§ **WHAT IS REQUIRED**: Quote the listing below in its entirety, omitting every image.

§ **LISTED RECORDS**:
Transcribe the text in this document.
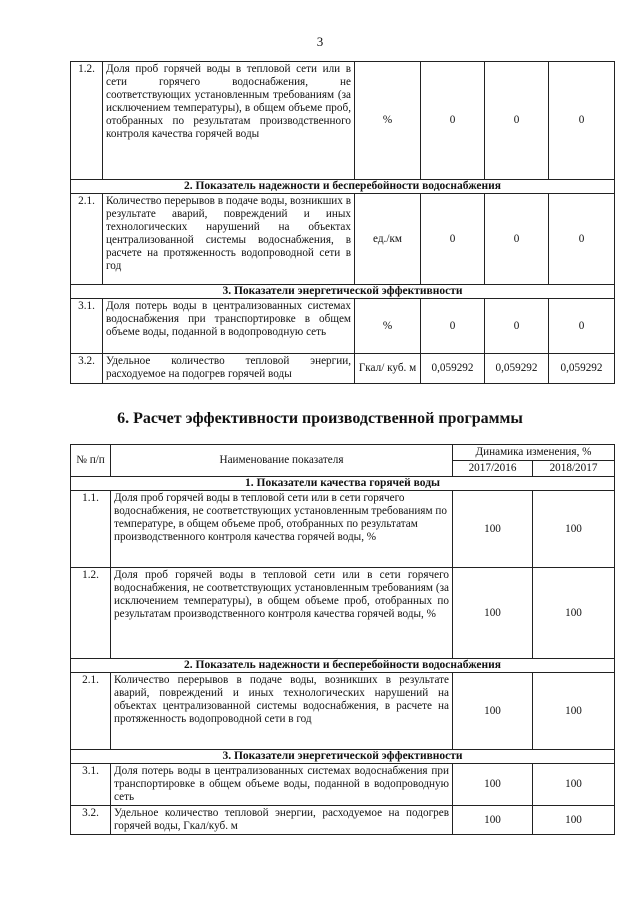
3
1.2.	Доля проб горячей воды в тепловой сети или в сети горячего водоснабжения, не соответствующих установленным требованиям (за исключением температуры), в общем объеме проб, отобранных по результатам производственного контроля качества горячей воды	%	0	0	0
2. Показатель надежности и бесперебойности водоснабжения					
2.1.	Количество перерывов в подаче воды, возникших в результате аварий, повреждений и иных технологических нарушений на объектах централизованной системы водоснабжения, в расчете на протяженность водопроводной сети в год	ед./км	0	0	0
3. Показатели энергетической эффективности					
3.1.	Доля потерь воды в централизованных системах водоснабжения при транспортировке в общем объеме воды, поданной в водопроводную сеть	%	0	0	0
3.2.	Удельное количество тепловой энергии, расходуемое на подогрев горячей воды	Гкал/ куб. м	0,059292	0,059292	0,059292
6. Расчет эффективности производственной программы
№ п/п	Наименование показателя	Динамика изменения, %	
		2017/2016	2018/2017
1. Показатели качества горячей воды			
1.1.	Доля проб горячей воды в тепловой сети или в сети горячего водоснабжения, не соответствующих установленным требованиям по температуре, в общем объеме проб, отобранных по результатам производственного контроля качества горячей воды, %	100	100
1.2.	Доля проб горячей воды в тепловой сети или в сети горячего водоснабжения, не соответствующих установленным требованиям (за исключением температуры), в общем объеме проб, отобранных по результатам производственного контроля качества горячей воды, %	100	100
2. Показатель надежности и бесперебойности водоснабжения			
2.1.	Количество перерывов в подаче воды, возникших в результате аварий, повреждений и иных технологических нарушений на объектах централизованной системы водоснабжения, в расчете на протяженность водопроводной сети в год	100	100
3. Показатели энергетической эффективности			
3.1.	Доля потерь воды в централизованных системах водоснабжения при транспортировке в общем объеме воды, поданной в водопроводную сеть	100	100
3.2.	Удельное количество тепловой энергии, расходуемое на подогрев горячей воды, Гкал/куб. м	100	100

§ **THE RESPONSE**:
Transcribe the text in this document.
3
1.2.	Доля проб горячей воды в тепловой сети или в сети горячего водоснабжения, не соответствующих установленным требованиям (за исключением температуры), в общем объеме проб, отобранных по результатам производственного контроля качества горячей воды	%	0	0	0
2. Показатель надежности и бесперебойности водоснабжения					
2.1.	Количество перерывов в подаче воды, возникших в результате аварий, повреждений и иных технологических нарушений на объектах централизованной системы водоснабжения, в расчете на протяженность водопроводной сети в год	ед./км	0	0	0
3. Показатели энергетической эффективности					
3.1.	Доля потерь воды в централизованных системах водоснабжения при транспортировке в общем объеме воды, поданной в водопроводную сеть	%	0	0	0
3.2.	Удельное количество тепловой энергии, расходуемое на подогрев горячей воды	Гкал/ куб. м	0,059292	0,059292	0,059292
6. Расчет эффективности производственной программы
№ п/п	Наименование показателя	Динамика изменения, %	
		2017/2016	2018/2017
1. Показатели качества горячей воды			
1.1.	Доля проб горячей воды в тепловой сети или в сети горячего водоснабжения, не соответствующих установленным требованиям по температуре, в общем объеме проб, отобранных по результатам производственного контроля качества горячей воды, %	100	100
1.2.	Доля проб горячей воды в тепловой сети или в сети горячего водоснабжения, не соответствующих установленным требованиям (за исключением температуры), в общем объеме проб, отобранных по результатам производственного контроля качества горячей воды, %	100	100
2. Показатель надежности и бесперебойности водоснабжения			
2.1.	Количество перерывов в подаче воды, возникших в результате аварий, повреждений и иных технологических нарушений на объектах централизованной системы водоснабжения, в расчете на протяженность водопроводной сети в год	100	100
3. Показатели энергетической эффективности			
3.1.	Доля потерь воды в централизованных системах водоснабжения при транспортировке в общем объеме воды, поданной в водопроводную сеть	100	100
3.2.	Удельное количество тепловой энергии, расходуемое на подогрев горячей воды, Гкал/куб. м	100	100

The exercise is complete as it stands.